INSTRUCTIONS FOR THE TASK - Your task is to copy the material exactly.

--- PROVIDED DATA ---

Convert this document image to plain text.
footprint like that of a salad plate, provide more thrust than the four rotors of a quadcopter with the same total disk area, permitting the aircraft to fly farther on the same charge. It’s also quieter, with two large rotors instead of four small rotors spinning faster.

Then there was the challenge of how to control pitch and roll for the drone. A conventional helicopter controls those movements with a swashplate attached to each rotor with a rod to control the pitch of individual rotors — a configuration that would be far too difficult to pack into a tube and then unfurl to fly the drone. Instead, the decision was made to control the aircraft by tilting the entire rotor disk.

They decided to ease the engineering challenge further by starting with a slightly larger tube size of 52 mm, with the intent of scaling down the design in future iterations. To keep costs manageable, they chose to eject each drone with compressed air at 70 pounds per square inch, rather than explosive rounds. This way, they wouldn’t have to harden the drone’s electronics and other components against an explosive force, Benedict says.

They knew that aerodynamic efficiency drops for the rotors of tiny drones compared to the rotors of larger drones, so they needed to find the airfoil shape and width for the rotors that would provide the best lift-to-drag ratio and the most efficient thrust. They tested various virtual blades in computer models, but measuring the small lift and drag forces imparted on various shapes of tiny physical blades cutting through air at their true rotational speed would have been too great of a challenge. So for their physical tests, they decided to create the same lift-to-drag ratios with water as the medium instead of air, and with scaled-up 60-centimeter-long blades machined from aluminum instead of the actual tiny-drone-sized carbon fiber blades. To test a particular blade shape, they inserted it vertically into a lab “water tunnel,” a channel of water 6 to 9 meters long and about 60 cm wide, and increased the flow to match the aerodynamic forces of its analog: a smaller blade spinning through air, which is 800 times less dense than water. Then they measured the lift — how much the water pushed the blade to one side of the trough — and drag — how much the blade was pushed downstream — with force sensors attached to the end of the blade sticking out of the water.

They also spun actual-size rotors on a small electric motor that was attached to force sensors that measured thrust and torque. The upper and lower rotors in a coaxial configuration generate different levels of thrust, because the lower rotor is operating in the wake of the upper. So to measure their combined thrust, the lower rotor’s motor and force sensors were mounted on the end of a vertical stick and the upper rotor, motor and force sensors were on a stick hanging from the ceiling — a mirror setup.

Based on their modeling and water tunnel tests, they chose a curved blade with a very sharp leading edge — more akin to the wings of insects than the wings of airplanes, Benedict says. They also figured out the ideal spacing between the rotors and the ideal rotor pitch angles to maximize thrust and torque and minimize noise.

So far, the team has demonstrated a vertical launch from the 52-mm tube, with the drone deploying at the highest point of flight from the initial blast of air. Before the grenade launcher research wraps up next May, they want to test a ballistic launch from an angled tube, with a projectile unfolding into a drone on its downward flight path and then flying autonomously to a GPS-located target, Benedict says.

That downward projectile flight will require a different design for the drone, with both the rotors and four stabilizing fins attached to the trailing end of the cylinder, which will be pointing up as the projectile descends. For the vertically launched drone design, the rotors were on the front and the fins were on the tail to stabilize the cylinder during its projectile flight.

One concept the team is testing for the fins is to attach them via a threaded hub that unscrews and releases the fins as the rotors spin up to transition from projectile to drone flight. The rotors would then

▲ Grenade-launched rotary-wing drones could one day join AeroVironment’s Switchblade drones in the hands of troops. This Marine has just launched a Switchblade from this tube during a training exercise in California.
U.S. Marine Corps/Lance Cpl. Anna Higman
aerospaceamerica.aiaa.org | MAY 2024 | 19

---

TASK OUTPUT -
Convert this document image to plain text.
footprint like that of a salad plate, provide more thrust than the four rotors of a quadcopter with the same total disk area, permitting the aircraft to fly farther on the same charge. It’s also quieter, with two large rotors instead of four small rotors spinning faster.

Then there was the challenge of how to control pitch and roll for the drone. A conventional helicopter controls those movements with a swashplate attached to each rotor with a rod to control the pitch of individual rotors — a configuration that would be far too difficult to pack into a tube and then unfurl to fly the drone. Instead, the decision was made to control the aircraft by tilting the entire rotor disk.

They decided to ease the engineering challenge further by starting with a slightly larger tube size of 52 mm, with the intent of scaling down the design in future iterations. To keep costs manageable, they chose to eject each drone with compressed air at 70 pounds per square inch, rather than explosive rounds. This way, they wouldn’t have to harden the drone’s electronics and other components against an explosive force, Benedict says.

They knew that aerodynamic efficiency drops for the rotors of tiny drones compared to the rotors of larger drones, so they needed to find the airfoil shape and width for the rotors that would provide the best lift-to-drag ratio and the most efficient thrust. They tested various virtual blades in computer models, but measuring the small lift and drag forces imparted on various shapes of tiny physical blades cutting through air at their true rotational speed would have been too great of a challenge. So for their physical tests, they decided to create the same lift-to-drag ratios with water as the medium instead of air, and with scaled-up 60-centimeter-long blades machined from aluminum instead of the actual tiny-drone-sized carbon fiber blades. To test a particular blade shape, they inserted it vertically into a lab “water tunnel,” a channel of water 6 to 9 meters long and about 60 cm wide, and increased the flow to match the aerodynamic forces of its analog: a smaller blade spinning through air, which is 800 times less dense than water. Then they measured the lift — how much the water pushed the blade to one side of the trough — and drag — how much the blade was pushed downstream — with force sensors attached to the end of the blade sticking out of the water.

They also spun actual-size rotors on a small electric motor that was attached to force sensors that measured thrust and torque. The upper and lower rotors in a coaxial configuration generate different levels of thrust, because the lower rotor is operating in the wake of the upper. So to measure their combined thrust, the lower rotor’s motor and force sensors were mounted on the end of a vertical stick and the upper rotor, motor and force sensors were on a stick hanging from the ceiling — a mirror setup.

Based on their modeling and water tunnel tests, they chose a curved blade with a very sharp leading edge — more akin to the wings of insects than the wings of airplanes, Benedict says. They also figured out the ideal spacing between the rotors and the ideal rotor pitch angles to maximize thrust and torque and minimize noise.

So far, the team has demonstrated a vertical launch from the 52-mm tube, with the drone deploying at the highest point of flight from the initial blast of air. Before the grenade launcher research wraps up next May, they want to test a ballistic launch from an angled tube, with a projectile unfolding into a drone on its downward flight path and then flying autonomously to a GPS-located target, Benedict says.

That downward projectile flight will require a different design for the drone, with both the rotors and four stabilizing fins attached to the trailing end of the cylinder, which will be pointing up as the projectile descends. For the vertically launched drone design, the rotors were on the front and the fins were on the tail to stabilize the cylinder during its projectile flight.

One concept the team is testing for the fins is to attach them via a threaded hub that unscrews and releases the fins as the rotors spin up to transition from projectile to drone flight. The rotors would then

▲ Grenade-launched rotary-wing drones could one day join AeroVironment’s Switchblade drones in the hands of troops. This Marine has just launched a Switchblade from this tube during a training exercise in California.
U.S. Marine Corps/Lance Cpl. Anna Higman
aerospaceamerica.aiaa.org | MAY 2024 | 19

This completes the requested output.